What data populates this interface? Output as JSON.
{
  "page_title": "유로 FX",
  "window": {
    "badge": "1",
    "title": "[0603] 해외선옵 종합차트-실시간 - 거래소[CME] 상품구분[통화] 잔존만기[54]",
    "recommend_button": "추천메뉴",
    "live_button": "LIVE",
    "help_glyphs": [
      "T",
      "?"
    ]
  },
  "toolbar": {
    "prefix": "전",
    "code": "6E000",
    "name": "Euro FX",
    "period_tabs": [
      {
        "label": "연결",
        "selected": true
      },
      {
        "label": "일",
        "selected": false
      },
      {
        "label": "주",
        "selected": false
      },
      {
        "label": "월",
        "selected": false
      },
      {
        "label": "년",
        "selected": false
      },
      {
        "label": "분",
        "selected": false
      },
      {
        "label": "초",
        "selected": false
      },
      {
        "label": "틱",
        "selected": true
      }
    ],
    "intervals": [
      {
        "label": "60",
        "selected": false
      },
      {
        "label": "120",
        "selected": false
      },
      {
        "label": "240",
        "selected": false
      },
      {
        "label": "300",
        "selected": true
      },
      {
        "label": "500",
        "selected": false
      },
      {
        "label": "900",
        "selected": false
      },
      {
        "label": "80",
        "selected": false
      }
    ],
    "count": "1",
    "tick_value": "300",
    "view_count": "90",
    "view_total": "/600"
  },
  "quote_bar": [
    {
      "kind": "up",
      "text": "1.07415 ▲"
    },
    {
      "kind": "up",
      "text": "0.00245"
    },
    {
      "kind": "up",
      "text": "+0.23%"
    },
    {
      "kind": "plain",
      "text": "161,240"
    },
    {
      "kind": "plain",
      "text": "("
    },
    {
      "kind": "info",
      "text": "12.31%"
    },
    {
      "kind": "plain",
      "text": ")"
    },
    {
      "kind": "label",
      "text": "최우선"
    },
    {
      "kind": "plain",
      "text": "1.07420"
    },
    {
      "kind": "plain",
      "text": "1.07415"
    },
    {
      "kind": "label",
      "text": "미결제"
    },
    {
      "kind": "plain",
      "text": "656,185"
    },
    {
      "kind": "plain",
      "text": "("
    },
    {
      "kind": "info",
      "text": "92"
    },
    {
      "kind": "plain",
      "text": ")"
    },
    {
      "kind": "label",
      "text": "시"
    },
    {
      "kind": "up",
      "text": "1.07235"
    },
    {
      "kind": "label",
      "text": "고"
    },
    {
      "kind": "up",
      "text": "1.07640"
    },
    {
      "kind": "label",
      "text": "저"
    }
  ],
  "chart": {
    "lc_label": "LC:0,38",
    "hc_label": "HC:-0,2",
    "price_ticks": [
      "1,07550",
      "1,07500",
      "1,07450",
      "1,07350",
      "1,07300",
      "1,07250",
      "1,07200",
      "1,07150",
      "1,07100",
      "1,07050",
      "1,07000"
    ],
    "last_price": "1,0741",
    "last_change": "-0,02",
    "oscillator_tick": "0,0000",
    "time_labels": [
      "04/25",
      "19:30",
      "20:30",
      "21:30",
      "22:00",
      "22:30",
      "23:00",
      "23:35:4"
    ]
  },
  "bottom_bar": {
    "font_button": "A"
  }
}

→ **TASK GOAL**
Print the material once more, exactly.

→ **RIGHT ANSWER**
What data populates this interface? Output as JSON.
{
  "page_title": "유로 FX",
  "window": {
    "badge": "1",
    "title": "[0603] 해외선옵 종합차트-실시간 - 거래소[CME] 상품구분[통화] 잔존만기[54]",
    "recommend_button": "추천메뉴",
    "live_button": "LIVE",
    "help_glyphs": [
      "T",
      "?"
    ]
  },
  "toolbar": {
    "prefix": "전",
    "code": "6E000",
    "name": "Euro FX",
    "period_tabs": [
      {
        "label": "연결",
        "selected": true
      },
      {
        "label": "일",
        "selected": false
      },
      {
        "label": "주",
        "selected": false
      },
      {
        "label": "월",
        "selected": false
      },
      {
        "label": "년",
        "selected": false
      },
      {
        "label": "분",
        "selected": false
      },
      {
        "label": "초",
        "selected": false
      },
      {
        "label": "틱",
        "selected": true
      }
    ],
    "intervals": [
      {
        "label": "60",
        "selected": false
      },
      {
        "label": "120",
        "selected": false
      },
      {
        "label": "240",
        "selected": false
      },
      {
        "label": "300",
        "selected": true
      },
      {
        "label": "500",
        "selected": false
      },
      {
        "label": "900",
        "selected": false
      },
      {
        "label": "80",
        "selected": false
      }
    ],
    "count": "1",
    "tick_value": "300",
    "view_count": "90",
    "view_total": "/600"
  },
  "quote_bar": [
    {
      "kind": "up",
      "text": "1.07415 ▲"
    },
    {
      "kind": "up",
      "text": "0.00245"
    },
    {
      "kind": "up",
      "text": "+0.23%"
    },
    {
      "kind": "plain",
      "text": "161,240"
    },
    {
      "kind": "plain",
      "text": "("
    },
    {
      "kind": "info",
      "text": "12.31%"
    },
    {
      "kind": "plain",
      "text": ")"
    },
    {
      "kind": "label",
      "text": "최우선"
    },
    {
      "kind": "plain",
      "text": "1.07420"
    },
    {
      "kind": "plain",
      "text": "1.07415"
    },
    {
      "kind": "label",
      "text": "미결제"
    },
    {
      "kind": "plain",
      "text": "656,185"
    },
    {
      "kind": "plain",
      "text": "("
    },
    {
      "kind": "info",
      "text": "92"
    },
    {
      "kind": "plain",
      "text": ")"
    },
    {
      "kind": "label",
      "text": "시"
    },
    {
      "kind": "up",
      "text": "1.07235"
    },
    {
      "kind": "label",
      "text": "고"
    },
    {
      "kind": "up",
      "text": "1.07640"
    },
    {
      "kind": "label",
      "text": "저"
    }
  ],
  "chart": {
    "lc_label": "LC:0,38",
    "hc_label": "HC:-0,2",
    "price_ticks": [
      "1,07550",
      "1,07500",
      "1,07450",
      "1,07350",
      "1,07300",
      "1,07250",
      "1,07200",
      "1,07150",
      "1,07100",
      "1,07050",
      "1,07000"
    ],
    "last_price": "1,0741",
    "last_change": "-0,02",
    "oscillator_tick": "0,0000",
    "time_labels": [
      "04/25",
      "19:30",
      "20:30",
      "21:30",
      "22:00",
      "22:30",
      "23:00",
      "23:35:4"
    ]
  },
  "bottom_bar": {
    "font_button": "A"
  }
}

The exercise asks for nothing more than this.